start

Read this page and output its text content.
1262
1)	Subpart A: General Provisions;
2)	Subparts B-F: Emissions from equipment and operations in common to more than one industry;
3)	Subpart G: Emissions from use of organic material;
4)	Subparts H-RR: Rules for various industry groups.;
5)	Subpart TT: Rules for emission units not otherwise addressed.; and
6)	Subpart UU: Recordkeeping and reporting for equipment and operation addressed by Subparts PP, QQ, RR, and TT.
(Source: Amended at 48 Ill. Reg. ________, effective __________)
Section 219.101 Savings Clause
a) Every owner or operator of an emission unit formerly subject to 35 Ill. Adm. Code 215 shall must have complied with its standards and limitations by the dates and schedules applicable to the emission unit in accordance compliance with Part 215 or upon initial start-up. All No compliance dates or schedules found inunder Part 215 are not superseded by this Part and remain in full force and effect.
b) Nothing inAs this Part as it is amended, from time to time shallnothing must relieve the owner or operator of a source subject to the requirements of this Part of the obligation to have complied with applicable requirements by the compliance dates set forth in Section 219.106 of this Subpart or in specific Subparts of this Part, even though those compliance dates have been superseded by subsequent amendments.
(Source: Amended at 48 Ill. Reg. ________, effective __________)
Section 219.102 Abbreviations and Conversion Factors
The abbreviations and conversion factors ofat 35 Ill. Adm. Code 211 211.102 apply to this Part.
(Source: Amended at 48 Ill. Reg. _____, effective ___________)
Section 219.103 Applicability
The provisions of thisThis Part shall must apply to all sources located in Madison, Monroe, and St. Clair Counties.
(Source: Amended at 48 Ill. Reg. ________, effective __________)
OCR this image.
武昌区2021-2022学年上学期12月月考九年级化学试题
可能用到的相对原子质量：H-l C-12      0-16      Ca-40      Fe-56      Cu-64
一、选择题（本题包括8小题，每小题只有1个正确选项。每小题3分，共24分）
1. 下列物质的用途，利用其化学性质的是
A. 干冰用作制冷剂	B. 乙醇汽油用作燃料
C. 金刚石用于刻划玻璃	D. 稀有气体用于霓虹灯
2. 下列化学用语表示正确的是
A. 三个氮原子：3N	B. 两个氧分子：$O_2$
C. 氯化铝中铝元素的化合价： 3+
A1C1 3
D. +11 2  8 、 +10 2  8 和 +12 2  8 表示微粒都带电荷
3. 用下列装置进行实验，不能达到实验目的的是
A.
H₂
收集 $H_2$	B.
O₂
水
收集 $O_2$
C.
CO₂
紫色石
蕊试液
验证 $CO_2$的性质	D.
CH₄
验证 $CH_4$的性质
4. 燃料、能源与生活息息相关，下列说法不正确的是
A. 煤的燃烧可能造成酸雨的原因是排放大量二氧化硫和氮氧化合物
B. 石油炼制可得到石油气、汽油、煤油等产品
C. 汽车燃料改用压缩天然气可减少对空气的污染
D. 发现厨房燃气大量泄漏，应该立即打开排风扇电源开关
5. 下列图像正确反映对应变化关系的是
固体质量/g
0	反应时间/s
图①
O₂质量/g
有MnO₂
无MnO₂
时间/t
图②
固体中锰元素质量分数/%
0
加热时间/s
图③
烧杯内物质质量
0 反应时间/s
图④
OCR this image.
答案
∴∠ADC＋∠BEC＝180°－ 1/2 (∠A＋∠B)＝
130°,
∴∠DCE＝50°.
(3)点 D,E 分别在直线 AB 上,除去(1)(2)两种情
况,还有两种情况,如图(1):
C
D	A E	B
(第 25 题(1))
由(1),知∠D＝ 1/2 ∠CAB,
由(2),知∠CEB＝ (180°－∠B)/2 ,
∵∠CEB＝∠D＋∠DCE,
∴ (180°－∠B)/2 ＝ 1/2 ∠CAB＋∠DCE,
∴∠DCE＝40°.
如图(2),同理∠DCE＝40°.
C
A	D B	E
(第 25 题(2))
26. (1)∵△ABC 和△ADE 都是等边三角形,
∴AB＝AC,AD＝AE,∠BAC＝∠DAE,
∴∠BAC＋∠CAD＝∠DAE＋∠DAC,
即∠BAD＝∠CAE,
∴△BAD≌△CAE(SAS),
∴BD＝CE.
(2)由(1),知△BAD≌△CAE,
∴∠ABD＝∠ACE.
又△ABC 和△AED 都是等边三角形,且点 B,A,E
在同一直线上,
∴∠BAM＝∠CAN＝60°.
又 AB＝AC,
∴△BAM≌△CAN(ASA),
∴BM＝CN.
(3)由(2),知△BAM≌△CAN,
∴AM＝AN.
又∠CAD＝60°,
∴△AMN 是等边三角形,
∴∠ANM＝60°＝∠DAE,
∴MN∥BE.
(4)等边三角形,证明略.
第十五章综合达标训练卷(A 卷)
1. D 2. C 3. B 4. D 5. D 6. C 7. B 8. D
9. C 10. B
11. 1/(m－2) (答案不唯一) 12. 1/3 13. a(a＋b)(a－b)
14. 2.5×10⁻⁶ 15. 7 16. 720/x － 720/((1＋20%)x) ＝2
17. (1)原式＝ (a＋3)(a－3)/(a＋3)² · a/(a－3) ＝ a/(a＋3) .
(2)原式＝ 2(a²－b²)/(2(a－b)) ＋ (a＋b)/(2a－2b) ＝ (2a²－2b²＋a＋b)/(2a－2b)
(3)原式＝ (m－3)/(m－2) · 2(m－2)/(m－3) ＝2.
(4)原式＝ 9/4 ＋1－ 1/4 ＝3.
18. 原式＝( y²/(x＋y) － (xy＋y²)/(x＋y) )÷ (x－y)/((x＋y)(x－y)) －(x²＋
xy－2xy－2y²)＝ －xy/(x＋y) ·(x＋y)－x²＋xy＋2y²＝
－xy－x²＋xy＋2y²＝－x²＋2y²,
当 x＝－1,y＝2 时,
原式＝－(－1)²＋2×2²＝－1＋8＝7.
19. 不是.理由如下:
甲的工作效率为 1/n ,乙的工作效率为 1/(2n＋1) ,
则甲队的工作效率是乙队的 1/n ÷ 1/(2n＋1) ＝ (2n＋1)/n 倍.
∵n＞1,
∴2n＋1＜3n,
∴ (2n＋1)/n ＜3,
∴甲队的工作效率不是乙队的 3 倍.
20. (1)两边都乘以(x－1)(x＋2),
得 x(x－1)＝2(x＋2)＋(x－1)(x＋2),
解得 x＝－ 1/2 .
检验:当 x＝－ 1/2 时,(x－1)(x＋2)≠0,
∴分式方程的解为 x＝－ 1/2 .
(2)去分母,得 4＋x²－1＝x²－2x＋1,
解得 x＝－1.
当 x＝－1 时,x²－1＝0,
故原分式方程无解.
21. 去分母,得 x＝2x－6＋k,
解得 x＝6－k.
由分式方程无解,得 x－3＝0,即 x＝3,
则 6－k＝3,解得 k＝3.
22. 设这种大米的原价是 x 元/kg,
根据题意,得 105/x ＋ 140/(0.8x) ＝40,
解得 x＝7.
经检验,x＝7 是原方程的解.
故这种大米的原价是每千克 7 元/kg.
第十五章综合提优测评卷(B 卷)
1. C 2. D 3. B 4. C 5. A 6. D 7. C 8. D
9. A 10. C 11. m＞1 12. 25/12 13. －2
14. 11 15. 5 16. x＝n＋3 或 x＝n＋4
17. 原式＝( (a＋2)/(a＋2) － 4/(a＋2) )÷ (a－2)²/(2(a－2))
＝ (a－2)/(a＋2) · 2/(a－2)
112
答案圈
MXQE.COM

end

WORK TO DO. Recopy the entries above in their entirety, exactly.

IN RESPONSE.
Read this page and output its text content.
1262
1)	Subpart A: General Provisions;
2)	Subparts B-F: Emissions from equipment and operations in common to more than one industry;
3)	Subpart G: Emissions from use of organic material;
4)	Subparts H-RR: Rules for various industry groups.;
5)	Subpart TT: Rules for emission units not otherwise addressed.; and
6)	Subpart UU: Recordkeeping and reporting for equipment and operation addressed by Subparts PP, QQ, RR, and TT.
(Source: Amended at 48 Ill. Reg. ________, effective __________)
Section 219.101 Savings Clause
a) Every owner or operator of an emission unit formerly subject to 35 Ill. Adm. Code 215 shall must have complied with its standards and limitations by the dates and schedules applicable to the emission unit in accordance compliance with Part 215 or upon initial start-up. All No compliance dates or schedules found inunder Part 215 are not superseded by this Part and remain in full force and effect.
b) Nothing inAs this Part as it is amended, from time to time shallnothing must relieve the owner or operator of a source subject to the requirements of this Part of the obligation to have complied with applicable requirements by the compliance dates set forth in Section 219.106 of this Subpart or in specific Subparts of this Part, even though those compliance dates have been superseded by subsequent amendments.
(Source: Amended at 48 Ill. Reg. ________, effective __________)
Section 219.102 Abbreviations and Conversion Factors
The abbreviations and conversion factors ofat 35 Ill. Adm. Code 211 211.102 apply to this Part.
(Source: Amended at 48 Ill. Reg. _____, effective ___________)
Section 219.103 Applicability
The provisions of thisThis Part shall must apply to all sources located in Madison, Monroe, and St. Clair Counties.
(Source: Amended at 48 Ill. Reg. ________, effective __________)
OCR this image.
武昌区2021-2022学年上学期12月月考九年级化学试题
可能用到的相对原子质量：H-l C-12      0-16      Ca-40      Fe-56      Cu-64
一、选择题（本题包括8小题，每小题只有1个正确选项。每小题3分，共24分）
1. 下列物质的用途，利用其化学性质的是
A. 干冰用作制冷剂	B. 乙醇汽油用作燃料
C. 金刚石用于刻划玻璃	D. 稀有气体用于霓虹灯
2. 下列化学用语表示正确的是
A. 三个氮原子：3N	B. 两个氧分子：$O_2$
C. 氯化铝中铝元素的化合价： 3+
A1C1 3
D. +11 2  8 、 +10 2  8 和 +12 2  8 表示微粒都带电荷
3. 用下列装置进行实验，不能达到实验目的的是
A.
H₂
收集 $H_2$	B.
O₂
水
收集 $O_2$
C.
CO₂
紫色石
蕊试液
验证 $CO_2$的性质	D.
CH₄
验证 $CH_4$的性质
4. 燃料、能源与生活息息相关，下列说法不正确的是
A. 煤的燃烧可能造成酸雨的原因是排放大量二氧化硫和氮氧化合物
B. 石油炼制可得到石油气、汽油、煤油等产品
C. 汽车燃料改用压缩天然气可减少对空气的污染
D. 发现厨房燃气大量泄漏，应该立即打开排风扇电源开关
5. 下列图像正确反映对应变化关系的是
固体质量/g
0	反应时间/s
图①
O₂质量/g
有MnO₂
无MnO₂
时间/t
图②
固体中锰元素质量分数/%
0
加热时间/s
图③
烧杯内物质质量
0 反应时间/s
图④
OCR this image.
答案
∴∠ADC＋∠BEC＝180°－ 1/2 (∠A＋∠B)＝
130°,
∴∠DCE＝50°.
(3)点 D,E 分别在直线 AB 上,除去(1)(2)两种情
况,还有两种情况,如图(1):
C
D	A E	B
(第 25 题(1))
由(1),知∠D＝ 1/2 ∠CAB,
由(2),知∠CEB＝ (180°－∠B)/2 ,
∵∠CEB＝∠D＋∠DCE,
∴ (180°－∠B)/2 ＝ 1/2 ∠CAB＋∠DCE,
∴∠DCE＝40°.
如图(2),同理∠DCE＝40°.
C
A	D B	E
(第 25 题(2))
26. (1)∵△ABC 和△ADE 都是等边三角形,
∴AB＝AC,AD＝AE,∠BAC＝∠DAE,
∴∠BAC＋∠CAD＝∠DAE＋∠DAC,
即∠BAD＝∠CAE,
∴△BAD≌△CAE(SAS),
∴BD＝CE.
(2)由(1),知△BAD≌△CAE,
∴∠ABD＝∠ACE.
又△ABC 和△AED 都是等边三角形,且点 B,A,E
在同一直线上,
∴∠BAM＝∠CAN＝60°.
又 AB＝AC,
∴△BAM≌△CAN(ASA),
∴BM＝CN.
(3)由(2),知△BAM≌△CAN,
∴AM＝AN.
又∠CAD＝60°,
∴△AMN 是等边三角形,
∴∠ANM＝60°＝∠DAE,
∴MN∥BE.
(4)等边三角形,证明略.
第十五章综合达标训练卷(A 卷)
1. D 2. C 3. B 4. D 5. D 6. C 7. B 8. D
9. C 10. B
11. 1/(m－2) (答案不唯一) 12. 1/3 13. a(a＋b)(a－b)
14. 2.5×10⁻⁶ 15. 7 16. 720/x － 720/((1＋20%)x) ＝2
17. (1)原式＝ (a＋3)(a－3)/(a＋3)² · a/(a－3) ＝ a/(a＋3) .
(2)原式＝ 2(a²－b²)/(2(a－b)) ＋ (a＋b)/(2a－2b) ＝ (2a²－2b²＋a＋b)/(2a－2b)
(3)原式＝ (m－3)/(m－2) · 2(m－2)/(m－3) ＝2.
(4)原式＝ 9/4 ＋1－ 1/4 ＝3.
18. 原式＝( y²/(x＋y) － (xy＋y²)/(x＋y) )÷ (x－y)/((x＋y)(x－y)) －(x²＋
xy－2xy－2y²)＝ －xy/(x＋y) ·(x＋y)－x²＋xy＋2y²＝
－xy－x²＋xy＋2y²＝－x²＋2y²,
当 x＝－1,y＝2 时,
原式＝－(－1)²＋2×2²＝－1＋8＝7.
19. 不是.理由如下:
甲的工作效率为 1/n ,乙的工作效率为 1/(2n＋1) ,
则甲队的工作效率是乙队的 1/n ÷ 1/(2n＋1) ＝ (2n＋1)/n 倍.
∵n＞1,
∴2n＋1＜3n,
∴ (2n＋1)/n ＜3,
∴甲队的工作效率不是乙队的 3 倍.
20. (1)两边都乘以(x－1)(x＋2),
得 x(x－1)＝2(x＋2)＋(x－1)(x＋2),
解得 x＝－ 1/2 .
检验:当 x＝－ 1/2 时,(x－1)(x＋2)≠0,
∴分式方程的解为 x＝－ 1/2 .
(2)去分母,得 4＋x²－1＝x²－2x＋1,
解得 x＝－1.
当 x＝－1 时,x²－1＝0,
故原分式方程无解.
21. 去分母,得 x＝2x－6＋k,
解得 x＝6－k.
由分式方程无解,得 x－3＝0,即 x＝3,
则 6－k＝3,解得 k＝3.
22. 设这种大米的原价是 x 元/kg,
根据题意,得 105/x ＋ 140/(0.8x) ＝40,
解得 x＝7.
经检验,x＝7 是原方程的解.
故这种大米的原价是每千克 7 元/kg.
第十五章综合提优测评卷(B 卷)
1. C 2. D 3. B 4. C 5. A 6. D 7. C 8. D
9. A 10. C 11. m＞1 12. 25/12 13. －2
14. 11 15. 5 16. x＝n＋3 或 x＝n＋4
17. 原式＝( (a＋2)/(a＋2) － 4/(a＋2) )÷ (a－2)²/(2(a－2))
＝ (a－2)/(a＋2) · 2/(a－2)
112
答案圈
MXQE.COM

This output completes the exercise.